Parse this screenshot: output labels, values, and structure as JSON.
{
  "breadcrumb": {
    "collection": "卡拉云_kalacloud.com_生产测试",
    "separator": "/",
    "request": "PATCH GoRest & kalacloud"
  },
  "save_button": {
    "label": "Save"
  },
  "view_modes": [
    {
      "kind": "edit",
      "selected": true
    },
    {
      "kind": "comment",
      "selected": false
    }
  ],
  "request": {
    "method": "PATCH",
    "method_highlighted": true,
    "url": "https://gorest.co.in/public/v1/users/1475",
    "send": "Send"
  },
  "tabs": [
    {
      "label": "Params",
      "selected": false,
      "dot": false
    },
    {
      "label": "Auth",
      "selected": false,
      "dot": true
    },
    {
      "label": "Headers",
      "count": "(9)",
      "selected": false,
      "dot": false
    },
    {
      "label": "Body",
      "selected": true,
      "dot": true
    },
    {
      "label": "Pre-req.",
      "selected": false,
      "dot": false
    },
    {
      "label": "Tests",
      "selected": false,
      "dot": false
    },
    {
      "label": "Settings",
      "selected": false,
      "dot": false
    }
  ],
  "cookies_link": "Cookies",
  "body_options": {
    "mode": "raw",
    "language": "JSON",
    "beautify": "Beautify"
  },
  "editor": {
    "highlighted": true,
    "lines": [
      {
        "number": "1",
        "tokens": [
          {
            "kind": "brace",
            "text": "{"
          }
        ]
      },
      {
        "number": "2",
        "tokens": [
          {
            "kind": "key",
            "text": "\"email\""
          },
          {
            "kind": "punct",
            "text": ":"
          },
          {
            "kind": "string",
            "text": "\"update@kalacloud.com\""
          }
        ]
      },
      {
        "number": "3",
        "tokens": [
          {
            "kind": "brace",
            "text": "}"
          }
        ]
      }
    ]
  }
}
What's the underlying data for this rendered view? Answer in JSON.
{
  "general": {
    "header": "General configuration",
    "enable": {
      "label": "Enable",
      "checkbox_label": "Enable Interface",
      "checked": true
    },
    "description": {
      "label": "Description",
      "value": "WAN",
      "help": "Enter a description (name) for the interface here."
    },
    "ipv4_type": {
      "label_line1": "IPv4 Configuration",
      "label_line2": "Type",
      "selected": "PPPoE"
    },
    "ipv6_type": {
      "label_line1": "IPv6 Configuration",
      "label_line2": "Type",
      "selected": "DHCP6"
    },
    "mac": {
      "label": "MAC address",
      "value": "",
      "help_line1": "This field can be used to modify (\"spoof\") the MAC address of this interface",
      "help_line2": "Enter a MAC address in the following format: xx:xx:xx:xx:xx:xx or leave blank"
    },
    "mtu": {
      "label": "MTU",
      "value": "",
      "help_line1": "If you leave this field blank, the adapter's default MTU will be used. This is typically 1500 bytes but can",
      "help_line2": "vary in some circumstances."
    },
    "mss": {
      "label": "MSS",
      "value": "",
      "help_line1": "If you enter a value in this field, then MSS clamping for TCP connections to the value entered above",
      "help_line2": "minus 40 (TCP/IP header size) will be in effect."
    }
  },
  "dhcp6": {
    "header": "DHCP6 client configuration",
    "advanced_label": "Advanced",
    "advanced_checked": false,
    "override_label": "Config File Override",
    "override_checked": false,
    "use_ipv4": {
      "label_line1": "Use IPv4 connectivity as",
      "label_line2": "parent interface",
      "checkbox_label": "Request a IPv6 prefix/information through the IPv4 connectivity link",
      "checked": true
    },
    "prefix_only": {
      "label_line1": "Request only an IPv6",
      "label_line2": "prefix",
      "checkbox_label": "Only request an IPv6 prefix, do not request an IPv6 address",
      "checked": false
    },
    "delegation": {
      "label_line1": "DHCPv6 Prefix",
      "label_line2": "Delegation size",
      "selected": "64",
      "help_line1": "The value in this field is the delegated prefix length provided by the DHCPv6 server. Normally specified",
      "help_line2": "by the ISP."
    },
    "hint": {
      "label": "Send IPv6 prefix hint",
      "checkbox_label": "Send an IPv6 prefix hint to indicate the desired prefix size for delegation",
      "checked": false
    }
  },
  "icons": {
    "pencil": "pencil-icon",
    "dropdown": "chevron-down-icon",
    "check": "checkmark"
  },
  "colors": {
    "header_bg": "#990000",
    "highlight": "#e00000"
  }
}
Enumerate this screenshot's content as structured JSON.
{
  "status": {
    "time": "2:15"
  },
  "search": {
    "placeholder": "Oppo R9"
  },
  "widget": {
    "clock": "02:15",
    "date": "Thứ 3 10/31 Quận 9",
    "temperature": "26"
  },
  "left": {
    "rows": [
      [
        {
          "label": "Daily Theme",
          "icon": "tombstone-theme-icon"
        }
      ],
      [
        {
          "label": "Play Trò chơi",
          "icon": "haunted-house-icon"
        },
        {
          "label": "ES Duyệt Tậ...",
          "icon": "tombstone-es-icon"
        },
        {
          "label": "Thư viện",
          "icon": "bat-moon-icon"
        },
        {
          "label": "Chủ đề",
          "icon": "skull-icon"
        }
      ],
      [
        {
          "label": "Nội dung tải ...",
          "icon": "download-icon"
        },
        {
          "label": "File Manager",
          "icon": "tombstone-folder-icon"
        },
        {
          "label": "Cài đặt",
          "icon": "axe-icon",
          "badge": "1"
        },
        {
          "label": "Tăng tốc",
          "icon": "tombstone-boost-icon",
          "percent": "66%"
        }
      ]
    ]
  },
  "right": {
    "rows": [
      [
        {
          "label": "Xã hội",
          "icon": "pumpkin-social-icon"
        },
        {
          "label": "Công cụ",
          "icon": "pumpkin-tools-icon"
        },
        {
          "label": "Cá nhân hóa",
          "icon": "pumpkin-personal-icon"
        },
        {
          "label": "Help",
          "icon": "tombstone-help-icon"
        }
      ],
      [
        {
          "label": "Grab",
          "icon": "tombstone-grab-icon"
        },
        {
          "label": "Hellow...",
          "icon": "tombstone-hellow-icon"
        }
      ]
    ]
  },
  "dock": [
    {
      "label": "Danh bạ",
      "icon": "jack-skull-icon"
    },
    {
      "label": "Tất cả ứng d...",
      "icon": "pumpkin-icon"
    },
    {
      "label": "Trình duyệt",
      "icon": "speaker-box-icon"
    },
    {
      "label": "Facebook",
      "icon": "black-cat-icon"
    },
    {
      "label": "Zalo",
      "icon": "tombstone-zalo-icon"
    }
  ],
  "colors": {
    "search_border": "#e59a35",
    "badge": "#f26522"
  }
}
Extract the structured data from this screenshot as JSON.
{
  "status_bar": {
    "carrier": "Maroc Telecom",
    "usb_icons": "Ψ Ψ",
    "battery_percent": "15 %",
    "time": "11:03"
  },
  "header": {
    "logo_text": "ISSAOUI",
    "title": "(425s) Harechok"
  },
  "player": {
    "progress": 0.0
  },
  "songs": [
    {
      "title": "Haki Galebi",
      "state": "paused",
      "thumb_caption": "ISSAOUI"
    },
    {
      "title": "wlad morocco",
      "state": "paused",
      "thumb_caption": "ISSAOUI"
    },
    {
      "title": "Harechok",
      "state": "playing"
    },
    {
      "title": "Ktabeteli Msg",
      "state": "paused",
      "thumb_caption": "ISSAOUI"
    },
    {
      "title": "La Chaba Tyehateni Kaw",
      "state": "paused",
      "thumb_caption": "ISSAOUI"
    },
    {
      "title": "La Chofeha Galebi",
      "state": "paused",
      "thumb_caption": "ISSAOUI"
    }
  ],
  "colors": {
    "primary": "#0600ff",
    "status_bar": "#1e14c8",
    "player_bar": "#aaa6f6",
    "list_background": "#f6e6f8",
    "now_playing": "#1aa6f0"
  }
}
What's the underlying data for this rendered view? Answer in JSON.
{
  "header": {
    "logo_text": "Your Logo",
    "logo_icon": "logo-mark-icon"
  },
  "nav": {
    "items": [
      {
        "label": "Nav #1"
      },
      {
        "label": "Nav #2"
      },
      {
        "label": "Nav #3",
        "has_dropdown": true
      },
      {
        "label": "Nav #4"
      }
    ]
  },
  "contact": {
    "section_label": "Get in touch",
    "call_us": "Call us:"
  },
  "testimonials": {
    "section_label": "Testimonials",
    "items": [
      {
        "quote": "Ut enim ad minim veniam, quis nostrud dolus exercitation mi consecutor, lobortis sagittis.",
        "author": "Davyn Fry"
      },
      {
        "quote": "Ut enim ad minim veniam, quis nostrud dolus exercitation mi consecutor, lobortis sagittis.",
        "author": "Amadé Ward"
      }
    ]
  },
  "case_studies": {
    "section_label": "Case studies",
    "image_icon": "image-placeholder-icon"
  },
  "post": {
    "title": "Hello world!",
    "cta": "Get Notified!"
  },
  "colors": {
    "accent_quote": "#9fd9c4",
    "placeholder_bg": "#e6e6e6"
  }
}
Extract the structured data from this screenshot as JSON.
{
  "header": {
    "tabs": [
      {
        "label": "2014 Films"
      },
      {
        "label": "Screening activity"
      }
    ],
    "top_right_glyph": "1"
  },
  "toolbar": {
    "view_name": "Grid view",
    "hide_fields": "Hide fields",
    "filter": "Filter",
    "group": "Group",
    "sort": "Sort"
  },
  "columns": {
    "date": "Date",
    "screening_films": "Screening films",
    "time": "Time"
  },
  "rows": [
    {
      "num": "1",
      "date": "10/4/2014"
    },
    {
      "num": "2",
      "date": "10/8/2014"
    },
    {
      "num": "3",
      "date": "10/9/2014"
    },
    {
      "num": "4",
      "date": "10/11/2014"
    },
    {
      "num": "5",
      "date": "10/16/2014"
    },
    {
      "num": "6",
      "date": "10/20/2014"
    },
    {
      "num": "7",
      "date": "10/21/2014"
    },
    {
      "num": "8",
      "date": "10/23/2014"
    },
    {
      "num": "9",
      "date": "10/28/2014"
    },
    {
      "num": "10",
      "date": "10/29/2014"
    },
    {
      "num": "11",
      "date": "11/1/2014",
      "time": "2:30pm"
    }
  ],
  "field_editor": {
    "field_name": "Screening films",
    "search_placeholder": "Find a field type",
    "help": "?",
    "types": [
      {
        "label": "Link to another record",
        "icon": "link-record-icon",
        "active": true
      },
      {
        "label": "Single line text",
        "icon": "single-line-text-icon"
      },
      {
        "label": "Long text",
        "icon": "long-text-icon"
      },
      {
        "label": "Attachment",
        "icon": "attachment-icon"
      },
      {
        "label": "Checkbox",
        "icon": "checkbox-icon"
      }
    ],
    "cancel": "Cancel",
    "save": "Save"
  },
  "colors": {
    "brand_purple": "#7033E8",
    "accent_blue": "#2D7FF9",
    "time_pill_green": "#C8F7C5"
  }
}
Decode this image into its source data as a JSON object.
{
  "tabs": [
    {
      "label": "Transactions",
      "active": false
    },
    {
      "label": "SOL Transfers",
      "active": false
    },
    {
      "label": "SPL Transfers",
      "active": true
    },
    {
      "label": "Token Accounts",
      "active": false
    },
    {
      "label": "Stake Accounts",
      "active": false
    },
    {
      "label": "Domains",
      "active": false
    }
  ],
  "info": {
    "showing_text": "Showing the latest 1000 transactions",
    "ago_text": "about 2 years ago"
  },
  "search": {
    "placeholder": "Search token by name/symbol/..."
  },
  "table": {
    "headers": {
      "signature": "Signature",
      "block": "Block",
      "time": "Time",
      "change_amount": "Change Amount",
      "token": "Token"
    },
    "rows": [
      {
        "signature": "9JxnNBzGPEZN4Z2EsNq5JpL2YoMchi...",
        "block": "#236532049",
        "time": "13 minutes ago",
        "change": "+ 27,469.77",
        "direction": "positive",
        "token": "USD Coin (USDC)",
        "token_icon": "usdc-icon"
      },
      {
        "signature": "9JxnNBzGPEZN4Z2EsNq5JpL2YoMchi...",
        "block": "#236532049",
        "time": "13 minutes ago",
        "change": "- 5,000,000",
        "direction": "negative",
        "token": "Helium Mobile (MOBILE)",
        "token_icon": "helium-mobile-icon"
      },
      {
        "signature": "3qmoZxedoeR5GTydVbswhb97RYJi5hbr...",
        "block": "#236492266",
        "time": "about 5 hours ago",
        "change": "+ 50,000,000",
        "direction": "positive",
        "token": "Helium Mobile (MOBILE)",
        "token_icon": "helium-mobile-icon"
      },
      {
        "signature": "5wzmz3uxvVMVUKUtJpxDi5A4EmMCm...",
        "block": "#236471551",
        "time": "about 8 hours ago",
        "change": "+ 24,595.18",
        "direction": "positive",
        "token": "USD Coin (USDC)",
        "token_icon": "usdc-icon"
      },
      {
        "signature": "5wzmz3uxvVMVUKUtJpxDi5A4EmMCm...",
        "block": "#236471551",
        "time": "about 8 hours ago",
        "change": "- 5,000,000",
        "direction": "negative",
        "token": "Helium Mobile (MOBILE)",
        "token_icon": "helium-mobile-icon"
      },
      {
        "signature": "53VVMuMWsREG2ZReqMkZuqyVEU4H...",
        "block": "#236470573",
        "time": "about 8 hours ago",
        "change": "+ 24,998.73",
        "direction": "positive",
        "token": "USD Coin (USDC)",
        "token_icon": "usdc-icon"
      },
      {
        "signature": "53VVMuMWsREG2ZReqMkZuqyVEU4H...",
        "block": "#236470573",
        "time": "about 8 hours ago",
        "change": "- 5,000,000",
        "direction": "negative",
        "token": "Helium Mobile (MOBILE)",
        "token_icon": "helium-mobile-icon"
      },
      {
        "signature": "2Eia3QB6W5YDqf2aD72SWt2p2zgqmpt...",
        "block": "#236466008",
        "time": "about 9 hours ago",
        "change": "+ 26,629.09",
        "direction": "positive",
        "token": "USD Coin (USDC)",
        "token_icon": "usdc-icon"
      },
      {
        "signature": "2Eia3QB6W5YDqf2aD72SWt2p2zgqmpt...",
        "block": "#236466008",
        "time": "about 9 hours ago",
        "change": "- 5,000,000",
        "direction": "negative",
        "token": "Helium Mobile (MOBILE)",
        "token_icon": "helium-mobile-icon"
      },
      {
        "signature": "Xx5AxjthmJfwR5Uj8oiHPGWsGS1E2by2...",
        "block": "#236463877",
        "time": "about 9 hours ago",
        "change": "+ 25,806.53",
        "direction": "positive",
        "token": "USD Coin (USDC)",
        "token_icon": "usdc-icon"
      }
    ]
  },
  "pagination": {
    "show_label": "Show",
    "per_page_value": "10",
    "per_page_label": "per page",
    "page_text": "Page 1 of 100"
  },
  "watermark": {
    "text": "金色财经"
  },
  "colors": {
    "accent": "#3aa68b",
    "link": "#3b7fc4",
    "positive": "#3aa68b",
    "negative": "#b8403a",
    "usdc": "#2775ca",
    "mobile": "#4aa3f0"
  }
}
..........
Find the lines that include the string "this", then copy each of them.

• _The completed task_:
Parse this screenshot: output labels, values, and structure as JSON.
What's the underlying data for this rendered view? Answer in JSON.
      "help_line1": "This field can be used to modify (\"spoof\") the MAC address of this interface",
      "help_line1": "If you leave this field blank, the adapter's default MTU will be used. This is typically 1500 bytes but can",
      "help_line1": "If you enter a value in this field, then MSS clamping for TCP connections to the value entered above",
      "help_line1": "The value in this field is the delegated prefix length provided by the DHCPv6 server. Normally specified",
Enumerate this screenshot's content as structured JSON.
Extract the structured data from this screenshot as JSON.
What's the underlying data for this rendered view? Answer in JSON.
Extract the structured data from this screenshot as JSON.
Decode this image into its source data as a JSON object.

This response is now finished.